- Required task
Write the data out again in full, with no departure from the original.
[start]
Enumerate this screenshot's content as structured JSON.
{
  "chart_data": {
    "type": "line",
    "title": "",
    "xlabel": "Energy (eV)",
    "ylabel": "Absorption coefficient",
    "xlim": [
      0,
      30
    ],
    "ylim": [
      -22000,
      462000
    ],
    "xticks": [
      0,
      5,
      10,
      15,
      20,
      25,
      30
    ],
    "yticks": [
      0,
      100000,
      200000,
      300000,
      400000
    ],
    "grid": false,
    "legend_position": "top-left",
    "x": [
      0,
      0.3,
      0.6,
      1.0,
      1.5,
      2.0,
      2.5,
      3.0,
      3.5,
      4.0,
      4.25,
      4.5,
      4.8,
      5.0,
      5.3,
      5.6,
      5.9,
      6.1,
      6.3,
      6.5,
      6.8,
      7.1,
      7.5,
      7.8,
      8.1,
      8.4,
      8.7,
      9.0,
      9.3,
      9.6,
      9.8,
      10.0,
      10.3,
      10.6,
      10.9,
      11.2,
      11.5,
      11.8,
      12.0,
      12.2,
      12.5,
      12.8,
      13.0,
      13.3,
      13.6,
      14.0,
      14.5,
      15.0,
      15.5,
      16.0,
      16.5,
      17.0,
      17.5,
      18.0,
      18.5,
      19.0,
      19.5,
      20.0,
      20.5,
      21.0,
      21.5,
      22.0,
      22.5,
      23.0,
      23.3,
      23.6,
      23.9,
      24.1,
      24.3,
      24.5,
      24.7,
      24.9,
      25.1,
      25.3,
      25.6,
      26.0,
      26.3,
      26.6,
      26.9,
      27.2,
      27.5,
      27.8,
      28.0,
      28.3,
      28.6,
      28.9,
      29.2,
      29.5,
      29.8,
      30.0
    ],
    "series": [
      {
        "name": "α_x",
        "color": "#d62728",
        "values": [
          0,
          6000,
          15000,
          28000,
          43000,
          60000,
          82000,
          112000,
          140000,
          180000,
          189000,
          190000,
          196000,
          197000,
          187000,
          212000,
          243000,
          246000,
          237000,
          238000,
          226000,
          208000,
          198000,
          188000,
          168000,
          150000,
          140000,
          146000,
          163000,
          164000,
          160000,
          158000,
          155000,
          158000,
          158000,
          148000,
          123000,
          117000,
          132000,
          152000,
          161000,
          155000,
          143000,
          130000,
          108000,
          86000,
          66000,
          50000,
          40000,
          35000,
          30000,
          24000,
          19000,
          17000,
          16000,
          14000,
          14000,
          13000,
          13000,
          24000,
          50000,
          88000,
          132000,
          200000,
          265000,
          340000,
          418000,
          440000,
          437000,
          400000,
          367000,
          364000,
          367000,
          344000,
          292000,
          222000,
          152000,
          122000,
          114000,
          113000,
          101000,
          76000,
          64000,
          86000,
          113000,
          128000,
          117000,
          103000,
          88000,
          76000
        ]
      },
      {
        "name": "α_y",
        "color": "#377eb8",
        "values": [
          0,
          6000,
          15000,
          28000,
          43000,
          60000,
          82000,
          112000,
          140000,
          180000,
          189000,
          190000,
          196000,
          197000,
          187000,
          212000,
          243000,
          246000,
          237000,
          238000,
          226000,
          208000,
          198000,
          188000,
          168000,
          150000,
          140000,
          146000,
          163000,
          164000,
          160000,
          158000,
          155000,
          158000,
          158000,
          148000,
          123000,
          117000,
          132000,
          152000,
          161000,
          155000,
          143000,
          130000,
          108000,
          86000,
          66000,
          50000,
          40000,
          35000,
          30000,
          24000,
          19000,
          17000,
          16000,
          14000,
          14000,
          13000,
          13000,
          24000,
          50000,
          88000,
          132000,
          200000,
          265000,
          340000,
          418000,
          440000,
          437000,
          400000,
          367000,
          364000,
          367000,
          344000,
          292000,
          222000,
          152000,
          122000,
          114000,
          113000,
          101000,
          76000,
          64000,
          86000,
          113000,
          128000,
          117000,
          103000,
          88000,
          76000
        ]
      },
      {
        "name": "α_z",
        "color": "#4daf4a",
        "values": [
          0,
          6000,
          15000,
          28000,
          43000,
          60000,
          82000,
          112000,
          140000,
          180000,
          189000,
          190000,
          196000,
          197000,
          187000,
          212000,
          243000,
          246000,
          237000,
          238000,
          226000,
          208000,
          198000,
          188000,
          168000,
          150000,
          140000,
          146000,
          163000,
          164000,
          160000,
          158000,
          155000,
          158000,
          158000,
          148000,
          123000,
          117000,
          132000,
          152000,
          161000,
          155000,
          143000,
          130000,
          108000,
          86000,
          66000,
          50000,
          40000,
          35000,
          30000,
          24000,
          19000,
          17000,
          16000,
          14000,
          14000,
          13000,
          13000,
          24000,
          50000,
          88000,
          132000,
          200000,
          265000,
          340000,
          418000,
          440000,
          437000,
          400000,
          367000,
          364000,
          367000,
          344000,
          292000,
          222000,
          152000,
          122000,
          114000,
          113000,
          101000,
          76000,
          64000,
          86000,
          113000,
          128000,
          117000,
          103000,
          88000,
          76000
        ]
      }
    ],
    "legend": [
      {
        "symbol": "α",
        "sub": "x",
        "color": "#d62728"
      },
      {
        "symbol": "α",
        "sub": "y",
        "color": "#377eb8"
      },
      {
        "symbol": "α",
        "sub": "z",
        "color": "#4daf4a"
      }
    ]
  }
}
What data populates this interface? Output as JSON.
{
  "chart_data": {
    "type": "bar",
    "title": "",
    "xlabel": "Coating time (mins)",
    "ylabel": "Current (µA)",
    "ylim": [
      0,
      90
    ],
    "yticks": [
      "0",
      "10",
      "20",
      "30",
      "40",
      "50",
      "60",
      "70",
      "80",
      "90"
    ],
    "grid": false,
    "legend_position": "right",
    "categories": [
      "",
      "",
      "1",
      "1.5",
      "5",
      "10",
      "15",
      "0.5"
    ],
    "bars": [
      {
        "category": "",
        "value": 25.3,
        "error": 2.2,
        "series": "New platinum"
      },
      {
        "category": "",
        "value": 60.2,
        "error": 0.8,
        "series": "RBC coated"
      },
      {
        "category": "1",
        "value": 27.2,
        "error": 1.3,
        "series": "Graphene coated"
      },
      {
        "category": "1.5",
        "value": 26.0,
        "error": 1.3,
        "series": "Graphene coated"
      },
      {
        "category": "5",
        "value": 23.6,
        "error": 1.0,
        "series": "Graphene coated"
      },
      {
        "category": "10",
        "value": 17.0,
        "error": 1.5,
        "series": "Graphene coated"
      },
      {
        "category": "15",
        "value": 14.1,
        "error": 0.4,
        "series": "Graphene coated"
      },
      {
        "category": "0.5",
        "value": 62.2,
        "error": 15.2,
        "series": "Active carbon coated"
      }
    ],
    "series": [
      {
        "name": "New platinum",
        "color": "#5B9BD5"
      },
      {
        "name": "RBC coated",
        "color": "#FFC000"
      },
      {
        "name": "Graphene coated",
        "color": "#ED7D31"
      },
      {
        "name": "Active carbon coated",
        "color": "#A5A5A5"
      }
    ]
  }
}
[end]
- Answer to this problem
Enumerate this screenshot's content as structured JSON.
{
  "chart_data": {
    "type": "line",
    "title": "",
    "xlabel": "Energy (eV)",
    "ylabel": "Absorption coefficient",
    "xlim": [
      0,
      30
    ],
    "ylim": [
      -22000,
      462000
    ],
    "xticks": [
      0,
      5,
      10,
      15,
      20,
      25,
      30
    ],
    "yticks": [
      0,
      100000,
      200000,
      300000,
      400000
    ],
    "grid": false,
    "legend_position": "top-left",
    "x": [
      0,
      0.3,
      0.6,
      1.0,
      1.5,
      2.0,
      2.5,
      3.0,
      3.5,
      4.0,
      4.25,
      4.5,
      4.8,
      5.0,
      5.3,
      5.6,
      5.9,
      6.1,
      6.3,
      6.5,
      6.8,
      7.1,
      7.5,
      7.8,
      8.1,
      8.4,
      8.7,
      9.0,
      9.3,
      9.6,
      9.8,
      10.0,
      10.3,
      10.6,
      10.9,
      11.2,
      11.5,
      11.8,
      12.0,
      12.2,
      12.5,
      12.8,
      13.0,
      13.3,
      13.6,
      14.0,
      14.5,
      15.0,
      15.5,
      16.0,
      16.5,
      17.0,
      17.5,
      18.0,
      18.5,
      19.0,
      19.5,
      20.0,
      20.5,
      21.0,
      21.5,
      22.0,
      22.5,
      23.0,
      23.3,
      23.6,
      23.9,
      24.1,
      24.3,
      24.5,
      24.7,
      24.9,
      25.1,
      25.3,
      25.6,
      26.0,
      26.3,
      26.6,
      26.9,
      27.2,
      27.5,
      27.8,
      28.0,
      28.3,
      28.6,
      28.9,
      29.2,
      29.5,
      29.8,
      30.0
    ],
    "series": [
      {
        "name": "α_x",
        "color": "#d62728",
        "values": [
          0,
          6000,
          15000,
          28000,
          43000,
          60000,
          82000,
          112000,
          140000,
          180000,
          189000,
          190000,
          196000,
          197000,
          187000,
          212000,
          243000,
          246000,
          237000,
          238000,
          226000,
          208000,
          198000,
          188000,
          168000,
          150000,
          140000,
          146000,
          163000,
          164000,
          160000,
          158000,
          155000,
          158000,
          158000,
          148000,
          123000,
          117000,
          132000,
          152000,
          161000,
          155000,
          143000,
          130000,
          108000,
          86000,
          66000,
          50000,
          40000,
          35000,
          30000,
          24000,
          19000,
          17000,
          16000,
          14000,
          14000,
          13000,
          13000,
          24000,
          50000,
          88000,
          132000,
          200000,
          265000,
          340000,
          418000,
          440000,
          437000,
          400000,
          367000,
          364000,
          367000,
          344000,
          292000,
          222000,
          152000,
          122000,
          114000,
          113000,
          101000,
          76000,
          64000,
          86000,
          113000,
          128000,
          117000,
          103000,
          88000,
          76000
        ]
      },
      {
        "name": "α_y",
        "color": "#377eb8",
        "values": [
          0,
          6000,
          15000,
          28000,
          43000,
          60000,
          82000,
          112000,
          140000,
          180000,
          189000,
          190000,
          196000,
          197000,
          187000,
          212000,
          243000,
          246000,
          237000,
          238000,
          226000,
          208000,
          198000,
          188000,
          168000,
          150000,
          140000,
          146000,
          163000,
          164000,
          160000,
          158000,
          155000,
          158000,
          158000,
          148000,
          123000,
          117000,
          132000,
          152000,
          161000,
          155000,
          143000,
          130000,
          108000,
          86000,
          66000,
          50000,
          40000,
          35000,
          30000,
          24000,
          19000,
          17000,
          16000,
          14000,
          14000,
          13000,
          13000,
          24000,
          50000,
          88000,
          132000,
          200000,
          265000,
          340000,
          418000,
          440000,
          437000,
          400000,
          367000,
          364000,
          367000,
          344000,
          292000,
          222000,
          152000,
          122000,
          114000,
          113000,
          101000,
          76000,
          64000,
          86000,
          113000,
          128000,
          117000,
          103000,
          88000,
          76000
        ]
      },
      {
        "name": "α_z",
        "color": "#4daf4a",
        "values": [
          0,
          6000,
          15000,
          28000,
          43000,
          60000,
          82000,
          112000,
          140000,
          180000,
          189000,
          190000,
          196000,
          197000,
          187000,
          212000,
          243000,
          246000,
          237000,
          238000,
          226000,
          208000,
          198000,
          188000,
          168000,
          150000,
          140000,
          146000,
          163000,
          164000,
          160000,
          158000,
          155000,
          158000,
          158000,
          148000,
          123000,
          117000,
          132000,
          152000,
          161000,
          155000,
          143000,
          130000,
          108000,
          86000,
          66000,
          50000,
          40000,
          35000,
          30000,
          24000,
          19000,
          17000,
          16000,
          14000,
          14000,
          13000,
          13000,
          24000,
          50000,
          88000,
          132000,
          200000,
          265000,
          340000,
          418000,
          440000,
          437000,
          400000,
          367000,
          364000,
          367000,
          344000,
          292000,
          222000,
          152000,
          122000,
          114000,
          113000,
          101000,
          76000,
          64000,
          86000,
          113000,
          128000,
          117000,
          103000,
          88000,
          76000
        ]
      }
    ],
    "legend": [
      {
        "symbol": "α",
        "sub": "x",
        "color": "#d62728"
      },
      {
        "symbol": "α",
        "sub": "y",
        "color": "#377eb8"
      },
      {
        "symbol": "α",
        "sub": "z",
        "color": "#4daf4a"
      }
    ]
  }
}
What data populates this interface? Output as JSON.
{
  "chart_data": {
    "type": "bar",
    "title": "",
    "xlabel": "Coating time (mins)",
    "ylabel": "Current (µA)",
    "ylim": [
      0,
      90
    ],
    "yticks": [
      "0",
      "10",
      "20",
      "30",
      "40",
      "50",
      "60",
      "70",
      "80",
      "90"
    ],
    "grid": false,
    "legend_position": "right",
    "categories": [
      "",
      "",
      "1",
      "1.5",
      "5",
      "10",
      "15",
      "0.5"
    ],
    "bars": [
      {
        "category": "",
        "value": 25.3,
        "error": 2.2,
        "series": "New platinum"
      },
      {
        "category": "",
        "value": 60.2,
        "error": 0.8,
        "series": "RBC coated"
      },
      {
        "category": "1",
        "value": 27.2,
        "error": 1.3,
        "series": "Graphene coated"
      },
      {
        "category": "1.5",
        "value": 26.0,
        "error": 1.3,
        "series": "Graphene coated"
      },
      {
        "category": "5",
        "value": 23.6,
        "error": 1.0,
        "series": "Graphene coated"
      },
      {
        "category": "10",
        "value": 17.0,
        "error": 1.5,
        "series": "Graphene coated"
      },
      {
        "category": "15",
        "value": 14.1,
        "error": 0.4,
        "series": "Graphene coated"
      },
      {
        "category": "0.5",
        "value": 62.2,
        "error": 15.2,
        "series": "Active carbon coated"
      }
    ],
    "series": [
      {
        "name": "New platinum",
        "color": "#5B9BD5"
      },
      {
        "name": "RBC coated",
        "color": "#FFC000"
      },
      {
        "name": "Graphene coated",
        "color": "#ED7D31"
      },
      {
        "name": "Active carbon coated",
        "color": "#A5A5A5"
      }
    ]
  }
}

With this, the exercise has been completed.